Each entry below is to be duplicated verbatim.

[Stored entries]
* begin *
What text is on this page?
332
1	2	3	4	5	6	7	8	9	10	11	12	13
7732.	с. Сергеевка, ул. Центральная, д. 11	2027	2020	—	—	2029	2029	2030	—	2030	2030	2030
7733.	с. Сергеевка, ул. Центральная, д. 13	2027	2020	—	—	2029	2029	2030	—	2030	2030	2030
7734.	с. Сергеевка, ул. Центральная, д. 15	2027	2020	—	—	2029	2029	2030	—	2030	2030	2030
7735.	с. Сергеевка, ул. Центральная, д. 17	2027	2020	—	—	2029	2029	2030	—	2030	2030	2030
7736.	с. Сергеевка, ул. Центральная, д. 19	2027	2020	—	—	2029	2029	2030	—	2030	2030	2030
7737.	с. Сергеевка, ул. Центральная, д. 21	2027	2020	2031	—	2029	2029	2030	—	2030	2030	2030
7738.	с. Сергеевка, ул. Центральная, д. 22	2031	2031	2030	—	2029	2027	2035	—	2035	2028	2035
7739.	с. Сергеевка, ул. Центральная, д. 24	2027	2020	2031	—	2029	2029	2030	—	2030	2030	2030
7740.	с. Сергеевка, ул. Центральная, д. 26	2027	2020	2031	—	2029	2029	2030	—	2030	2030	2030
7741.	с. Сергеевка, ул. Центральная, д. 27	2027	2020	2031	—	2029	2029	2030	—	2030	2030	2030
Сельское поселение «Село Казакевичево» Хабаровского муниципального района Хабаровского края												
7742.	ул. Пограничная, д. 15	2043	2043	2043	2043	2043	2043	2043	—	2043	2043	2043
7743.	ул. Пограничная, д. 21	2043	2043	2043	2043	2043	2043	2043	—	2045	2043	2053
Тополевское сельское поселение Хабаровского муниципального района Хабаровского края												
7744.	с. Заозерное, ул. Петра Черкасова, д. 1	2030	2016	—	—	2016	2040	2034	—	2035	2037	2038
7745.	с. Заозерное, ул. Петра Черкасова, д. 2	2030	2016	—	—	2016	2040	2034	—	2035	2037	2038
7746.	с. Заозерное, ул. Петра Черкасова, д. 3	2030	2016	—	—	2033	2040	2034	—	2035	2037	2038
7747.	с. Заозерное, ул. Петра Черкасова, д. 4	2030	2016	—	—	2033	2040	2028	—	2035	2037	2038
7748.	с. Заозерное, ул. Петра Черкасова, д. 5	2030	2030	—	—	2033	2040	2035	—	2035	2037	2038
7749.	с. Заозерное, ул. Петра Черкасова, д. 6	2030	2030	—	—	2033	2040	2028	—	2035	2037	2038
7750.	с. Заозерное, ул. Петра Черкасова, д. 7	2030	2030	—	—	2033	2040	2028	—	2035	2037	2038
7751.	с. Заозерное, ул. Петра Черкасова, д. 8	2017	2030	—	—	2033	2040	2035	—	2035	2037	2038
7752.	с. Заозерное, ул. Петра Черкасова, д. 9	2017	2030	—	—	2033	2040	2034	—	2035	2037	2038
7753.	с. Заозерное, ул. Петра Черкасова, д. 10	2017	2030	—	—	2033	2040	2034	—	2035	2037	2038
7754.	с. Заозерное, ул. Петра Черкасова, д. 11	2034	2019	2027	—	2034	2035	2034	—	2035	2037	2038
* end *
-- EXERCISE RESULT --
What text is on this page?
332
1	2	3	4	5	6	7	8	9	10	11	12	13
7732.	с. Сергеевка, ул. Центральная, д. 11	2027	2020	—	—	2029	2029	2030	—	2030	2030	2030
7733.	с. Сергеевка, ул. Центральная, д. 13	2027	2020	—	—	2029	2029	2030	—	2030	2030	2030
7734.	с. Сергеевка, ул. Центральная, д. 15	2027	2020	—	—	2029	2029	2030	—	2030	2030	2030
7735.	с. Сергеевка, ул. Центральная, д. 17	2027	2020	—	—	2029	2029	2030	—	2030	2030	2030
7736.	с. Сергеевка, ул. Центральная, д. 19	2027	2020	—	—	2029	2029	2030	—	2030	2030	2030
7737.	с. Сергеевка, ул. Центральная, д. 21	2027	2020	2031	—	2029	2029	2030	—	2030	2030	2030
7738.	с. Сергеевка, ул. Центральная, д. 22	2031	2031	2030	—	2029	2027	2035	—	2035	2028	2035
7739.	с. Сергеевка, ул. Центральная, д. 24	2027	2020	2031	—	2029	2029	2030	—	2030	2030	2030
7740.	с. Сергеевка, ул. Центральная, д. 26	2027	2020	2031	—	2029	2029	2030	—	2030	2030	2030
7741.	с. Сергеевка, ул. Центральная, д. 27	2027	2020	2031	—	2029	2029	2030	—	2030	2030	2030
Сельское поселение «Село Казакевичево» Хабаровского муниципального района Хабаровского края												
7742.	ул. Пограничная, д. 15	2043	2043	2043	2043	2043	2043	2043	—	2043	2043	2043
7743.	ул. Пограничная, д. 21	2043	2043	2043	2043	2043	2043	2043	—	2045	2043	2053
Тополевское сельское поселение Хабаровского муниципального района Хабаровского края												
7744.	с. Заозерное, ул. Петра Черкасова, д. 1	2030	2016	—	—	2016	2040	2034	—	2035	2037	2038
7745.	с. Заозерное, ул. Петра Черкасова, д. 2	2030	2016	—	—	2016	2040	2034	—	2035	2037	2038
7746.	с. Заозерное, ул. Петра Черкасова, д. 3	2030	2016	—	—	2033	2040	2034	—	2035	2037	2038
7747.	с. Заозерное, ул. Петра Черкасова, д. 4	2030	2016	—	—	2033	2040	2028	—	2035	2037	2038
7748.	с. Заозерное, ул. Петра Черкасова, д. 5	2030	2030	—	—	2033	2040	2035	—	2035	2037	2038
7749.	с. Заозерное, ул. Петра Черкасова, д. 6	2030	2030	—	—	2033	2040	2028	—	2035	2037	2038
7750.	с. Заозерное, ул. Петра Черкасова, д. 7	2030	2030	—	—	2033	2040	2028	—	2035	2037	2038
7751.	с. Заозерное, ул. Петра Черкасова, д. 8	2017	2030	—	—	2033	2040	2035	—	2035	2037	2038
7752.	с. Заозерное, ул. Петра Черкасова, д. 9	2017	2030	—	—	2033	2040	2034	—	2035	2037	2038
7753.	с. Заозерное, ул. Петра Черкасова, д. 10	2017	2030	—	—	2033	2040	2034	—	2035	2037	2038
7754.	с. Заозерное, ул. Петра Черкасова, д. 11	2034	2019	2027	—	2034	2035	2034	—	2035	2037	2038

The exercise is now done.